• EXERCISE INSTRUCTIONS
1 - Update the comment about the year-end survey from "I’ve been busy" to "kissing you either.", swapping "drabbles" for "stories" throughout that stretch.
2 - Continue the comment about the year-end survey from the point where it stops.

• TEXT BLOCK
◇ ◇ ◇ ◇ ◇ ◇ ◇

AND???? THE END ??!??!??!!!!! ART???
What the fuck is going on!!!!!😭😭😭😭😭😭😭😭😭😭😭😭😭😭😭😭
I am so excited for whatever that beautiful mind of yours will bring next!!
I’ve been busy with uni (when am I never busy with uni smh) and I finish this long ass term on the 28th of December ugh I’m so excited to just be done with these 6 courses that I am taking.
As for the year-end survey I’m going to answer the questions (even if they’re a bit hard😠)
what is your favorite/s from the drabbles i've put out this year (second in which collection)?
I’ll give you my top 5 drabbles from this collection:
1. in which jungkook wants you all to himself (and bam) and you buy him flowers
This one never fails to make me smile
2. in which jungkook is giving up on you but you have so much love left to give
This one^ killed me but I love it
3. in which you make jungkook’s world spin and you tend to… make him a little too dizzy.
I read this like 1000 times I love it so much
4. in which jungkook can’t sleep, and he can’t stop kissing you either.
This one made me giggle and kick my feet
5. in which a shameless ex-lover makes your bad day worse and jungkook can’t help but to go wherever you are.
me 🤝 oc
themes, lines, paragraphs, or scenes that stood out to you?

◇ ◇ ◇ ◇ ◇ ◇ ◇

[Extracted data entries]
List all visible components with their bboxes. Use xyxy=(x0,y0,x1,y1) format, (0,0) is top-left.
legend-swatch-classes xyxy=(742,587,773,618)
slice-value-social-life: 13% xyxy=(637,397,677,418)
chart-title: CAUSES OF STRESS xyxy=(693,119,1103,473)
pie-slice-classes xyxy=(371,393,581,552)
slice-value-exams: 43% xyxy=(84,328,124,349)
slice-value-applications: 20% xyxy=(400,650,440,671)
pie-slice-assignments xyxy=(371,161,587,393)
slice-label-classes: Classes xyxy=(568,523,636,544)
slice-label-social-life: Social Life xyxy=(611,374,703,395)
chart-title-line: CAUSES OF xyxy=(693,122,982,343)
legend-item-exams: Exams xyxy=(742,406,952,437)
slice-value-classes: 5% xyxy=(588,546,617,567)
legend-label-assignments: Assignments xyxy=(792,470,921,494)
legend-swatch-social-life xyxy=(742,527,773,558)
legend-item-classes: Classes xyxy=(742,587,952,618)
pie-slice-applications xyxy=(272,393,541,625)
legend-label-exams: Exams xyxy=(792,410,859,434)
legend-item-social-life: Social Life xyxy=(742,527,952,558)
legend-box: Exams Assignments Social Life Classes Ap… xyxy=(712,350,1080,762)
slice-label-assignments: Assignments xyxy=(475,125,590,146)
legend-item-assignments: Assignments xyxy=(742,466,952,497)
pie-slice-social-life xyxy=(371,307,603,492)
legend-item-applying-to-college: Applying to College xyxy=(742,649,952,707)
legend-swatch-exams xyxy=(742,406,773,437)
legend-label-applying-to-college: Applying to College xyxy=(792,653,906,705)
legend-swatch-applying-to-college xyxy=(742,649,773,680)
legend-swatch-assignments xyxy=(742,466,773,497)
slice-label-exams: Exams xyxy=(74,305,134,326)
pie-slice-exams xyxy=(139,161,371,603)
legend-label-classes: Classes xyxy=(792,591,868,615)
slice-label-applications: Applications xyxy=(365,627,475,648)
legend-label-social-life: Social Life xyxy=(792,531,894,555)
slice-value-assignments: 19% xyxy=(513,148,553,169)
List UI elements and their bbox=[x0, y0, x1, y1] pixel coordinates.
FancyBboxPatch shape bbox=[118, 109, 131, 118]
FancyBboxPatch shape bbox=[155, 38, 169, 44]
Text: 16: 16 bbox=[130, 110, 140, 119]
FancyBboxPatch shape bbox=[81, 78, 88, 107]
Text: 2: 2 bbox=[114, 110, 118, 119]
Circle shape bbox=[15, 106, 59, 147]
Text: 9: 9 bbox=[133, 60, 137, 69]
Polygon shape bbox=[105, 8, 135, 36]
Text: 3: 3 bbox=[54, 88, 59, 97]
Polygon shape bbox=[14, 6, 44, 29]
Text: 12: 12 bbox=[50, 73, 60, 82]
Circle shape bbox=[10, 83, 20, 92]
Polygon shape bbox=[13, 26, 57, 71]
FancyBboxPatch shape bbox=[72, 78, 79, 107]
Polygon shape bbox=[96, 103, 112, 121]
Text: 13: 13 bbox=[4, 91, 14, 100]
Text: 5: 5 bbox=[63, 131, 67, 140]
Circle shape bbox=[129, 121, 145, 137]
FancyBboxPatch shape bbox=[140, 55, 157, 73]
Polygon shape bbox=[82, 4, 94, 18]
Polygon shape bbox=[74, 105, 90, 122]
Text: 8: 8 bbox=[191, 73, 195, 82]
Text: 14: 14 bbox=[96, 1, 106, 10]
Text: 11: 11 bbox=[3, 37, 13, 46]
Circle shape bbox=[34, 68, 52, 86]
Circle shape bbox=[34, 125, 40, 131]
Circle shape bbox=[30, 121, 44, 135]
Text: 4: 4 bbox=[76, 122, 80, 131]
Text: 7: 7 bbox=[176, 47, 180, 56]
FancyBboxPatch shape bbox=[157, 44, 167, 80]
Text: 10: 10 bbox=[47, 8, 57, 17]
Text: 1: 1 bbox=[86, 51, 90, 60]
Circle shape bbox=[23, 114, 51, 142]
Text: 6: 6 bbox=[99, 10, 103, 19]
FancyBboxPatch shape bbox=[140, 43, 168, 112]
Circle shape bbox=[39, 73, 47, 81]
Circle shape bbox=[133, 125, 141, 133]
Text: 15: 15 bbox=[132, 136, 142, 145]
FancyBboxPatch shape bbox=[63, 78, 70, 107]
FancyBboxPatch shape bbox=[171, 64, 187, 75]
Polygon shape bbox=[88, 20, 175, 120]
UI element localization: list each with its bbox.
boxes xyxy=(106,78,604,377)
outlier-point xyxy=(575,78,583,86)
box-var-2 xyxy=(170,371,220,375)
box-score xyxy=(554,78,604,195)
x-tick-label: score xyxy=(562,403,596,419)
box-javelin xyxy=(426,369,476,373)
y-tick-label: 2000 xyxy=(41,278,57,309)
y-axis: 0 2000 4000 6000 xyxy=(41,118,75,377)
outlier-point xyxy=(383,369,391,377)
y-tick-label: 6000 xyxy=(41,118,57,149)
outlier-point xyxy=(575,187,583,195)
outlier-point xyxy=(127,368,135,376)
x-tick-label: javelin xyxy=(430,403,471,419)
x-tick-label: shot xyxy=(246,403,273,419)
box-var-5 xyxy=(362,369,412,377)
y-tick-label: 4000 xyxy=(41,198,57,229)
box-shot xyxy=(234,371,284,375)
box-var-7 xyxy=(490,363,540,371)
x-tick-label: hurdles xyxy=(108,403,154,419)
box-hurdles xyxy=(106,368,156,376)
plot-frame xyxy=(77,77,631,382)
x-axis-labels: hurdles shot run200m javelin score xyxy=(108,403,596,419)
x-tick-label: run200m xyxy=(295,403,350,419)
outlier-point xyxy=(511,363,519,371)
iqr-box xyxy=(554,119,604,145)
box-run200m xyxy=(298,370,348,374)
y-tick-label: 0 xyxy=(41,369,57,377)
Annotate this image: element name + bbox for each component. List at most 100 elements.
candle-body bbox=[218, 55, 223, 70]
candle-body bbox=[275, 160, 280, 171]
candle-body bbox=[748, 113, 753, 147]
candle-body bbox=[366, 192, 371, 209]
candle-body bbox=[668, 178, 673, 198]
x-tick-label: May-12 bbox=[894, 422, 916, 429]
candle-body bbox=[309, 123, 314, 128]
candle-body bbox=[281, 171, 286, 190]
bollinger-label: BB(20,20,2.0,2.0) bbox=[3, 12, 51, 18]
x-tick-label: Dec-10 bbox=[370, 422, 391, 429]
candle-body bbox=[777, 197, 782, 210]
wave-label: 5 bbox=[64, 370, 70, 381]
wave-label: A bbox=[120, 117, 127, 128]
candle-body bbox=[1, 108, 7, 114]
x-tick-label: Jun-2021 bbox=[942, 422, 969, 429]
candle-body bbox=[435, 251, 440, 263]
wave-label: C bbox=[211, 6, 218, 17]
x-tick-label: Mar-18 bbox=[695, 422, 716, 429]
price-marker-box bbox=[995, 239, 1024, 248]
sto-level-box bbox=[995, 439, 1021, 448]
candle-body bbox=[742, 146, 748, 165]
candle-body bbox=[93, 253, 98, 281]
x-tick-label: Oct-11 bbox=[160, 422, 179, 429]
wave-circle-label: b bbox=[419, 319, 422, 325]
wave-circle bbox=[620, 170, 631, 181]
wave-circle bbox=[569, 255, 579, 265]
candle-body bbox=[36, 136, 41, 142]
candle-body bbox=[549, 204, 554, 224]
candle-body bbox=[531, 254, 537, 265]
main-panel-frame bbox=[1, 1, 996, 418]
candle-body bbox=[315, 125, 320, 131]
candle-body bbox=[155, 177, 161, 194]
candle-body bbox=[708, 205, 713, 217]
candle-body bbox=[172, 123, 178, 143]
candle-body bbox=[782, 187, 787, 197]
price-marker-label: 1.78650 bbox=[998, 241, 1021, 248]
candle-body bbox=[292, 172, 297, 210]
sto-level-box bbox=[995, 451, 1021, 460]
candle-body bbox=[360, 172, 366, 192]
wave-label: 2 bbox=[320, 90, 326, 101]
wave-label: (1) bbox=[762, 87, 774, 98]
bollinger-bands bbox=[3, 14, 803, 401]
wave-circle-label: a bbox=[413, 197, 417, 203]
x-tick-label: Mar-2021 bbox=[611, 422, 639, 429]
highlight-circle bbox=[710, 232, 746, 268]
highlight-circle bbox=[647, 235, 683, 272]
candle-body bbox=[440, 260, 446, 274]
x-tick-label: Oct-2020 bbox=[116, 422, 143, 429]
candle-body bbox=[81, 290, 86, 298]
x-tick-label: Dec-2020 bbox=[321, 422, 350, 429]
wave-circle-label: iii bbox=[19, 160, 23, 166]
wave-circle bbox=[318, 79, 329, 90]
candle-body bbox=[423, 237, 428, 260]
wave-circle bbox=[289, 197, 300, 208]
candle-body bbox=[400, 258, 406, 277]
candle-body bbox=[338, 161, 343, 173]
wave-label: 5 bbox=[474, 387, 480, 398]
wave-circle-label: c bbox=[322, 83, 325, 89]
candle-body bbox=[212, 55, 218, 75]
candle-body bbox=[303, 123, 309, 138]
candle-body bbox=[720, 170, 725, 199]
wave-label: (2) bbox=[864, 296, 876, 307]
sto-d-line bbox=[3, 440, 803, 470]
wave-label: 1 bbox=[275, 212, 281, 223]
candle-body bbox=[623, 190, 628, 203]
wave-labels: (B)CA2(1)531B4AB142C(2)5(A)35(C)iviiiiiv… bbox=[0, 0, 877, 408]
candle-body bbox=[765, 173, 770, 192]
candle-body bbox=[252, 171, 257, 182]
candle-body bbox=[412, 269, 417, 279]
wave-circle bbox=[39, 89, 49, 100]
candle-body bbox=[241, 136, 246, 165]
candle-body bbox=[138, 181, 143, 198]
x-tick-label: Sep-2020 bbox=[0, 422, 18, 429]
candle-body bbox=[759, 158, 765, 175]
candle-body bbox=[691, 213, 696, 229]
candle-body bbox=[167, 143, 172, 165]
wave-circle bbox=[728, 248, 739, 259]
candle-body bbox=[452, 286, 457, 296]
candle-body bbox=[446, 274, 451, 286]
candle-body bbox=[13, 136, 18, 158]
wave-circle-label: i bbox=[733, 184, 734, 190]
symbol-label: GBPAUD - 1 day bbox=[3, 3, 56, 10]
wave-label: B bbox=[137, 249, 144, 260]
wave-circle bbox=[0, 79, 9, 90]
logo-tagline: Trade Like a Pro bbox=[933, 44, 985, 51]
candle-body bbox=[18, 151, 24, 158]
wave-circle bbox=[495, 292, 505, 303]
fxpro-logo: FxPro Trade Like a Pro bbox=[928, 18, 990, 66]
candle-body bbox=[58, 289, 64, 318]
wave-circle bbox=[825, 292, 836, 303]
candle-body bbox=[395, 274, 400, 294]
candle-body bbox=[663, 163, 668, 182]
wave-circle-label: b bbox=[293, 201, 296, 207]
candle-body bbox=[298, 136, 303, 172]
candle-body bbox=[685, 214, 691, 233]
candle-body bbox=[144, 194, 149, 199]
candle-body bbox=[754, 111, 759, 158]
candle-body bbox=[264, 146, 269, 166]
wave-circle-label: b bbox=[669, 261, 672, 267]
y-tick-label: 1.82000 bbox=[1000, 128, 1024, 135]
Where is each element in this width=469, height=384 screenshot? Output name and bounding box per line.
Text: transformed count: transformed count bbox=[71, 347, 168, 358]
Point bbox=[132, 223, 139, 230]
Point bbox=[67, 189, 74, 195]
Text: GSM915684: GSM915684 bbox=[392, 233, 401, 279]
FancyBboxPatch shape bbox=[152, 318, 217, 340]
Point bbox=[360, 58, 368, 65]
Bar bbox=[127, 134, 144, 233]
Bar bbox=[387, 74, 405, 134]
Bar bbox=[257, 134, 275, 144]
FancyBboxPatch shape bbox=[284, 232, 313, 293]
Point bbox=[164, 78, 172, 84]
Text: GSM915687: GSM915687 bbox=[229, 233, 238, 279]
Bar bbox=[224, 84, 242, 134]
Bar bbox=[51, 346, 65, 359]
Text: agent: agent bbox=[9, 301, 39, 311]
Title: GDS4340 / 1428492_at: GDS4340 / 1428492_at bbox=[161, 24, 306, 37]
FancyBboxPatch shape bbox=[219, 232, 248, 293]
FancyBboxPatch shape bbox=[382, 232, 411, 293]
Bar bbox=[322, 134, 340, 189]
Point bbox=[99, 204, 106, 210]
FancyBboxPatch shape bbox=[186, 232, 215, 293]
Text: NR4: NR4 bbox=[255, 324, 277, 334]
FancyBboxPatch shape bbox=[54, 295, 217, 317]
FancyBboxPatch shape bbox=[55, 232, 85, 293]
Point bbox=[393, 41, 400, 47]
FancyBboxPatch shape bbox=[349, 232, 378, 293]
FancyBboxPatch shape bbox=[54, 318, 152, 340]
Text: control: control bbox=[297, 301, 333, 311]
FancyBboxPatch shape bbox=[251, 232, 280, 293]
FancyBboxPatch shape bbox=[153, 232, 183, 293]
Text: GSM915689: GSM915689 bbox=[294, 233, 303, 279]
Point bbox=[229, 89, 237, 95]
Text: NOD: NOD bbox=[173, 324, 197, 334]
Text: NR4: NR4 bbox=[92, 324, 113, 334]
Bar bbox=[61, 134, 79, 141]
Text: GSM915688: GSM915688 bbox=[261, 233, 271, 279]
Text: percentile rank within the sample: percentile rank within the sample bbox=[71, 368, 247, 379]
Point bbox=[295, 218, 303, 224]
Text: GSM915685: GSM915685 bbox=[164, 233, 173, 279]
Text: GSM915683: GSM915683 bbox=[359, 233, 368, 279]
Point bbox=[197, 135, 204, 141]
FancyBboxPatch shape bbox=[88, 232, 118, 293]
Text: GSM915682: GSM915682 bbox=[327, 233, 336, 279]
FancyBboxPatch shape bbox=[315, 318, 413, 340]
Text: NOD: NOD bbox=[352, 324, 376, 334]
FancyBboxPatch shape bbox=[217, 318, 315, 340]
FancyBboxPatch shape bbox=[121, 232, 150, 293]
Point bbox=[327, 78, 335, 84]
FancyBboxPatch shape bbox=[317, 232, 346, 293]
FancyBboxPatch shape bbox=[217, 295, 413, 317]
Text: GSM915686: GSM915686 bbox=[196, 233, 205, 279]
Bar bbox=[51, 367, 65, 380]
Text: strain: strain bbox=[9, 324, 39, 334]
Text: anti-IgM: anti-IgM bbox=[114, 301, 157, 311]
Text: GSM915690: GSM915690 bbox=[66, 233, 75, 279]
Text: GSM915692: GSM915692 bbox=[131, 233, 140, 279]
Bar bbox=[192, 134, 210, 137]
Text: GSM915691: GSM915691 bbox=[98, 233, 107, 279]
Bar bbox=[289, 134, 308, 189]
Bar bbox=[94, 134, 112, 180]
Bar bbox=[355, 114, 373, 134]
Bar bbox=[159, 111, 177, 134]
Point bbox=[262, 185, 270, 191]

◇ ◇ ◇ ◇ ◇ ◇ ◇

• SOLVED PROBLEMS
1 -
I’ve been busy with uni (when am I never busy with uni smh) and I finish this long ass term on the 28th of December ugh I’m so excited to just be done with these 6 courses that I am taking.
As for the year-end survey I’m going to answer the questions (even if they’re a bit hard😠)
what is your favorite/s from the stories i've put out this year (second in which collection)?
I’ll give you my top 5 stories from this collection:
1. in which jungkook wants you all to himself (and bam) and you buy him flowers
This one never fails to make me smile
2. in which jungkook is giving up on you but you have so much love left to give
This one^ killed me but I love it
3. in which you make jungkook’s world spin and you tend to… make him a little too dizzy.
I read this like 1000 times I love it so much
4. in which jungkook can’t sleep, and he can’t stop kissing you either.

2 -
art i’m not gonna lie to you these type of questions are the ones that I get on my exams 😭
For the themes ? Idk I just like soft fluffy things 🫶 so soft it makes me wanna throw up
and I like angst (ONLY SOMETIMES PLEASE)
I think this line from in which a shameless ex-lover makes your bad day worse and jungkook can’t help but to go wherever you are. is cute
“aigoo, why are you so messy?“
for scenes I think this one is funny
“ow- ouch- baby! what the hell? what was that for?”
with doe eyes struck by headlights, he gapes at you in surprise as he rubs his poor shoulder that was slapped without warning.
and if it is not too much to ask- who is your favorite character, oc or jungkook?
Not answering because I love them both DONT TRY ME😠
which year/s would you like to see more of from 2017 to 2023?
I really dont mind anything! But I feel like 2019 jungkook is just ❤️‍🔥 and 2022 too oof.
and which season (spring/summer/autumn/winter)?
I’m a winter girlie so obvi winter
I think that’s all of the questions! I had fun answering them haha (even though they reminded me of my literary criticism course 🥲) I am so excited for what the new year is going to bring!! I love you art I hope you have a wonderful Christmas and a happy new year!!!! I hope that 2024 will be an amazing year for you!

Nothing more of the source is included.